** BEGIN **

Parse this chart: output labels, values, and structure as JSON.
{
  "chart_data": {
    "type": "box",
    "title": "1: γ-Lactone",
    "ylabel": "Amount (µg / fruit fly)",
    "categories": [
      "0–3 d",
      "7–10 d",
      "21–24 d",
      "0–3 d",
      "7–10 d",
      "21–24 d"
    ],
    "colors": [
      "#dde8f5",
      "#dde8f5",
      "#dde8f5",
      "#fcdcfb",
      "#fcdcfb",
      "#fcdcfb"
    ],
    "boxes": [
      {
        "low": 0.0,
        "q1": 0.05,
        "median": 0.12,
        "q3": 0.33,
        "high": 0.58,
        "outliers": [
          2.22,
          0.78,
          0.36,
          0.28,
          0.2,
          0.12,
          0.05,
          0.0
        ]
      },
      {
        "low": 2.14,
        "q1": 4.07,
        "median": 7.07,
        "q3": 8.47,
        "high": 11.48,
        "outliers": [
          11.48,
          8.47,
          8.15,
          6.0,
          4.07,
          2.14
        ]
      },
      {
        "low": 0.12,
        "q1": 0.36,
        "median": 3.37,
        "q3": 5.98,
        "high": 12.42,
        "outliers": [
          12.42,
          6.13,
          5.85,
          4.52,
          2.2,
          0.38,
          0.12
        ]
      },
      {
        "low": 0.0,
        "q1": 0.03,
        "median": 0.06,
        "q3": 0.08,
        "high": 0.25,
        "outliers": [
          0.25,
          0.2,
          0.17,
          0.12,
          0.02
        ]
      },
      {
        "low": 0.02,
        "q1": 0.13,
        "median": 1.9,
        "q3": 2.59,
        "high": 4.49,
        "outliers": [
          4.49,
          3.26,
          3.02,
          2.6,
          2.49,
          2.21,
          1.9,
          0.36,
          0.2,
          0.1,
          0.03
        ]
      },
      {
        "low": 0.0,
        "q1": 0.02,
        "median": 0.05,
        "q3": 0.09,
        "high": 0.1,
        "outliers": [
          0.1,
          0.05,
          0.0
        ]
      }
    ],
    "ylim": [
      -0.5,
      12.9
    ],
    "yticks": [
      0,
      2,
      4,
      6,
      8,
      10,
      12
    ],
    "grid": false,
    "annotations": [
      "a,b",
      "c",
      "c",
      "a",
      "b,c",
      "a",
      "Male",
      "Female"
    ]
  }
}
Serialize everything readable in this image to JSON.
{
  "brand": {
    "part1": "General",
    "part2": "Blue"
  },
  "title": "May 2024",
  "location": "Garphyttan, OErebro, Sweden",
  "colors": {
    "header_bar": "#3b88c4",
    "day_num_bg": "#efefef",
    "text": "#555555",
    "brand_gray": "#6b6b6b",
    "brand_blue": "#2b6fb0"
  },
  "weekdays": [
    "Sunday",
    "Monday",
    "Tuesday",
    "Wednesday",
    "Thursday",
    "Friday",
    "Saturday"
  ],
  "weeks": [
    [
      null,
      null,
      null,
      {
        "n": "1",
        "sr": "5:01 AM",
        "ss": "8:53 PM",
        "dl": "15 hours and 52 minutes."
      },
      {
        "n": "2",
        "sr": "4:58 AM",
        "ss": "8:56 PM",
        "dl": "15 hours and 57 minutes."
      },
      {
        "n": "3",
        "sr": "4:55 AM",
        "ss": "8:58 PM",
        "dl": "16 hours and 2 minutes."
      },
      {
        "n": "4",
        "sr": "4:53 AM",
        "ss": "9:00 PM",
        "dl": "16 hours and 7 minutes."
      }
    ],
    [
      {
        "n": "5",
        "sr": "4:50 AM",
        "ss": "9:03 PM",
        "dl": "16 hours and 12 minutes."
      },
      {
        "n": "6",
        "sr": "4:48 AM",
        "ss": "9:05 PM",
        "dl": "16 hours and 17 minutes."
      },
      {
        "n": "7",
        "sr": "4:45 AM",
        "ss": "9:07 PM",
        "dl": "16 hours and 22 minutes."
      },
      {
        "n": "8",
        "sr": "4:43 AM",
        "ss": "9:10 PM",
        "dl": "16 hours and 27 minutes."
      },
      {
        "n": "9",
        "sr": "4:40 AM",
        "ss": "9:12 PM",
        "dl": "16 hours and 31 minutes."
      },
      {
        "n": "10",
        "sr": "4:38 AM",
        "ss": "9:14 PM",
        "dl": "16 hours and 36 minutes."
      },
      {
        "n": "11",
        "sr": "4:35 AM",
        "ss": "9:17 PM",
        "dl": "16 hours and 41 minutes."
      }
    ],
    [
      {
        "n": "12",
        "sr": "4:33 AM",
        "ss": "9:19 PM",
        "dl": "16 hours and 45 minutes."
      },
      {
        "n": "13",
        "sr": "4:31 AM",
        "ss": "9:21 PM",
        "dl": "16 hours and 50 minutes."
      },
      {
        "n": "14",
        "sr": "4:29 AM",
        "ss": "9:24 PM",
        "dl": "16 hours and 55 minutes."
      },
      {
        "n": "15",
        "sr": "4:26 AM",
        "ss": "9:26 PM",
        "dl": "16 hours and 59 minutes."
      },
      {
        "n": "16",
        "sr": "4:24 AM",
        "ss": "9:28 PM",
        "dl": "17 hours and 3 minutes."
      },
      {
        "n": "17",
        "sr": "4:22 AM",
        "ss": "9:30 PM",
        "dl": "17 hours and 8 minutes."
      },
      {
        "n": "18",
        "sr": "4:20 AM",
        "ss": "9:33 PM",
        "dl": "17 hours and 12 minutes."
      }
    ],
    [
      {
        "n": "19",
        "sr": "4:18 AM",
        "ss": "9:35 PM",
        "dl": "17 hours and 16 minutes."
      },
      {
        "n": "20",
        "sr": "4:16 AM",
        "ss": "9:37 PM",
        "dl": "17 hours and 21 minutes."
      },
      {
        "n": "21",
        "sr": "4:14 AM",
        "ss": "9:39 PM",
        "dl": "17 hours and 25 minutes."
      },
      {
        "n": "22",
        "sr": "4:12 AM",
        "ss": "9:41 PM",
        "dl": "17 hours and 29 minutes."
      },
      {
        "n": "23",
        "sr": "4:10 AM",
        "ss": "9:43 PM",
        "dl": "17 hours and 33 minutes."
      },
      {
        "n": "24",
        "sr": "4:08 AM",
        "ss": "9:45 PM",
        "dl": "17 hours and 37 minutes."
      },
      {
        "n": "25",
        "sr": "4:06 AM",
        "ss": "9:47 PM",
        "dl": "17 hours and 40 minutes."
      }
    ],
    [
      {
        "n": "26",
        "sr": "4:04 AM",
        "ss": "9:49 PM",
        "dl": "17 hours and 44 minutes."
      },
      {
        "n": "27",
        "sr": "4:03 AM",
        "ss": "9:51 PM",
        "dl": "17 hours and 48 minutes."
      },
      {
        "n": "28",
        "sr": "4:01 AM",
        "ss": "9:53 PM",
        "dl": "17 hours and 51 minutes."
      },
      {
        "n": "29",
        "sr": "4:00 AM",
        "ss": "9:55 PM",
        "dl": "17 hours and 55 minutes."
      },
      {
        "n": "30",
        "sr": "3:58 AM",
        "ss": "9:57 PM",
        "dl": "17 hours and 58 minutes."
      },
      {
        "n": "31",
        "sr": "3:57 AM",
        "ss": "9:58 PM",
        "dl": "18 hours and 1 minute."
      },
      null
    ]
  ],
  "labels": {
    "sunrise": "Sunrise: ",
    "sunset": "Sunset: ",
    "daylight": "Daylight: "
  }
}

** END **

*Exercise prompt*: Exactly as shown above, return every record.

*Correct answer*:
Parse this chart: output labels, values, and structure as JSON.
{
  "chart_data": {
    "type": "box",
    "title": "1: γ-Lactone",
    "ylabel": "Amount (µg / fruit fly)",
    "categories": [
      "0–3 d",
      "7–10 d",
      "21–24 d",
      "0–3 d",
      "7–10 d",
      "21–24 d"
    ],
    "colors": [
      "#dde8f5",
      "#dde8f5",
      "#dde8f5",
      "#fcdcfb",
      "#fcdcfb",
      "#fcdcfb"
    ],
    "boxes": [
      {
        "low": 0.0,
        "q1": 0.05,
        "median": 0.12,
        "q3": 0.33,
        "high": 0.58,
        "outliers": [
          2.22,
          0.78,
          0.36,
          0.28,
          0.2,
          0.12,
          0.05,
          0.0
        ]
      },
      {
        "low": 2.14,
        "q1": 4.07,
        "median": 7.07,
        "q3": 8.47,
        "high": 11.48,
        "outliers": [
          11.48,
          8.47,
          8.15,
          6.0,
          4.07,
          2.14
        ]
      },
      {
        "low": 0.12,
        "q1": 0.36,
        "median": 3.37,
        "q3": 5.98,
        "high": 12.42,
        "outliers": [
          12.42,
          6.13,
          5.85,
          4.52,
          2.2,
          0.38,
          0.12
        ]
      },
      {
        "low": 0.0,
        "q1": 0.03,
        "median": 0.06,
        "q3": 0.08,
        "high": 0.25,
        "outliers": [
          0.25,
          0.2,
          0.17,
          0.12,
          0.02
        ]
      },
      {
        "low": 0.02,
        "q1": 0.13,
        "median": 1.9,
        "q3": 2.59,
        "high": 4.49,
        "outliers": [
          4.49,
          3.26,
          3.02,
          2.6,
          2.49,
          2.21,
          1.9,
          0.36,
          0.2,
          0.1,
          0.03
        ]
      },
      {
        "low": 0.0,
        "q1": 0.02,
        "median": 0.05,
        "q3": 0.09,
        "high": 0.1,
        "outliers": [
          0.1,
          0.05,
          0.0
        ]
      }
    ],
    "ylim": [
      -0.5,
      12.9
    ],
    "yticks": [
      0,
      2,
      4,
      6,
      8,
      10,
      12
    ],
    "grid": false,
    "annotations": [
      "a,b",
      "c",
      "c",
      "a",
      "b,c",
      "a",
      "Male",
      "Female"
    ]
  }
}
Serialize everything readable in this image to JSON.
{
  "brand": {
    "part1": "General",
    "part2": "Blue"
  },
  "title": "May 2024",
  "location": "Garphyttan, OErebro, Sweden",
  "colors": {
    "header_bar": "#3b88c4",
    "day_num_bg": "#efefef",
    "text": "#555555",
    "brand_gray": "#6b6b6b",
    "brand_blue": "#2b6fb0"
  },
  "weekdays": [
    "Sunday",
    "Monday",
    "Tuesday",
    "Wednesday",
    "Thursday",
    "Friday",
    "Saturday"
  ],
  "weeks": [
    [
      null,
      null,
      null,
      {
        "n": "1",
        "sr": "5:01 AM",
        "ss": "8:53 PM",
        "dl": "15 hours and 52 minutes."
      },
      {
        "n": "2",
        "sr": "4:58 AM",
        "ss": "8:56 PM",
        "dl": "15 hours and 57 minutes."
      },
      {
        "n": "3",
        "sr": "4:55 AM",
        "ss": "8:58 PM",
        "dl": "16 hours and 2 minutes."
      },
      {
        "n": "4",
        "sr": "4:53 AM",
        "ss": "9:00 PM",
        "dl": "16 hours and 7 minutes."
      }
    ],
    [
      {
        "n": "5",
        "sr": "4:50 AM",
        "ss": "9:03 PM",
        "dl": "16 hours and 12 minutes."
      },
      {
        "n": "6",
        "sr": "4:48 AM",
        "ss": "9:05 PM",
        "dl": "16 hours and 17 minutes."
      },
      {
        "n": "7",
        "sr": "4:45 AM",
        "ss": "9:07 PM",
        "dl": "16 hours and 22 minutes."
      },
      {
        "n": "8",
        "sr": "4:43 AM",
        "ss": "9:10 PM",
        "dl": "16 hours and 27 minutes."
      },
      {
        "n": "9",
        "sr": "4:40 AM",
        "ss": "9:12 PM",
        "dl": "16 hours and 31 minutes."
      },
      {
        "n": "10",
        "sr": "4:38 AM",
        "ss": "9:14 PM",
        "dl": "16 hours and 36 minutes."
      },
      {
        "n": "11",
        "sr": "4:35 AM",
        "ss": "9:17 PM",
        "dl": "16 hours and 41 minutes."
      }
    ],
    [
      {
        "n": "12",
        "sr": "4:33 AM",
        "ss": "9:19 PM",
        "dl": "16 hours and 45 minutes."
      },
      {
        "n": "13",
        "sr": "4:31 AM",
        "ss": "9:21 PM",
        "dl": "16 hours and 50 minutes."
      },
      {
        "n": "14",
        "sr": "4:29 AM",
        "ss": "9:24 PM",
        "dl": "16 hours and 55 minutes."
      },
      {
        "n": "15",
        "sr": "4:26 AM",
        "ss": "9:26 PM",
        "dl": "16 hours and 59 minutes."
      },
      {
        "n": "16",
        "sr": "4:24 AM",
        "ss": "9:28 PM",
        "dl": "17 hours and 3 minutes."
      },
      {
        "n": "17",
        "sr": "4:22 AM",
        "ss": "9:30 PM",
        "dl": "17 hours and 8 minutes."
      },
      {
        "n": "18",
        "sr": "4:20 AM",
        "ss": "9:33 PM",
        "dl": "17 hours and 12 minutes."
      }
    ],
    [
      {
        "n": "19",
        "sr": "4:18 AM",
        "ss": "9:35 PM",
        "dl": "17 hours and 16 minutes."
      },
      {
        "n": "20",
        "sr": "4:16 AM",
        "ss": "9:37 PM",
        "dl": "17 hours and 21 minutes."
      },
      {
        "n": "21",
        "sr": "4:14 AM",
        "ss": "9:39 PM",
        "dl": "17 hours and 25 minutes."
      },
      {
        "n": "22",
        "sr": "4:12 AM",
        "ss": "9:41 PM",
        "dl": "17 hours and 29 minutes."
      },
      {
        "n": "23",
        "sr": "4:10 AM",
        "ss": "9:43 PM",
        "dl": "17 hours and 33 minutes."
      },
      {
        "n": "24",
        "sr": "4:08 AM",
        "ss": "9:45 PM",
        "dl": "17 hours and 37 minutes."
      },
      {
        "n": "25",
        "sr": "4:06 AM",
        "ss": "9:47 PM",
        "dl": "17 hours and 40 minutes."
      }
    ],
    [
      {
        "n": "26",
        "sr": "4:04 AM",
        "ss": "9:49 PM",
        "dl": "17 hours and 44 minutes."
      },
      {
        "n": "27",
        "sr": "4:03 AM",
        "ss": "9:51 PM",
        "dl": "17 hours and 48 minutes."
      },
      {
        "n": "28",
        "sr": "4:01 AM",
        "ss": "9:53 PM",
        "dl": "17 hours and 51 minutes."
      },
      {
        "n": "29",
        "sr": "4:00 AM",
        "ss": "9:55 PM",
        "dl": "17 hours and 55 minutes."
      },
      {
        "n": "30",
        "sr": "3:58 AM",
        "ss": "9:57 PM",
        "dl": "17 hours and 58 minutes."
      },
      {
        "n": "31",
        "sr": "3:57 AM",
        "ss": "9:58 PM",
        "dl": "18 hours and 1 minute."
      },
      null
    ]
  ],
  "labels": {
    "sunrise": "Sunrise: ",
    "sunset": "Sunset: ",
    "daylight": "Daylight: "
  }
}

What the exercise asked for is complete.